● **Task goal**
Find the lines below that contain the string "June". Copy each one.

● **Dataset**
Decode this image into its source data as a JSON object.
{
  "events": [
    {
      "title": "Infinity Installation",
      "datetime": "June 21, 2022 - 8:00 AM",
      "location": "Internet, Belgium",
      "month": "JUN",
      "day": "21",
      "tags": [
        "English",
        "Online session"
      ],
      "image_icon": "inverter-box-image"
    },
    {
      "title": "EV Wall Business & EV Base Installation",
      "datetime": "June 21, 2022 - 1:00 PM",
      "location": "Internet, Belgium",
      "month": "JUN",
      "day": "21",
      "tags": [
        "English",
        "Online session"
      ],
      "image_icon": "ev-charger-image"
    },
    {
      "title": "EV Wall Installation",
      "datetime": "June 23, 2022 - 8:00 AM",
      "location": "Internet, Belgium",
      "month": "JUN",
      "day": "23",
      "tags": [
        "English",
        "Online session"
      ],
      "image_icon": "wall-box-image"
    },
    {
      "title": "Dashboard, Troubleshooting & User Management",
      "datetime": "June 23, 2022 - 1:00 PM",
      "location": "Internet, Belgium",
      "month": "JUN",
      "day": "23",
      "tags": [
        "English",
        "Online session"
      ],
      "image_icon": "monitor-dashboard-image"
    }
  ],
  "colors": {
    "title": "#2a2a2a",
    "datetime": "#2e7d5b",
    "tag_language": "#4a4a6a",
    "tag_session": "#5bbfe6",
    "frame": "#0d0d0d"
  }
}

● **Solved exercise**
      "datetime": "June 21, 2022 - 8:00 AM",
      "datetime": "June 21, 2022 - 1:00 PM",
      "datetime": "June 23, 2022 - 8:00 AM",
      "datetime": "June 23, 2022 - 1:00 PM",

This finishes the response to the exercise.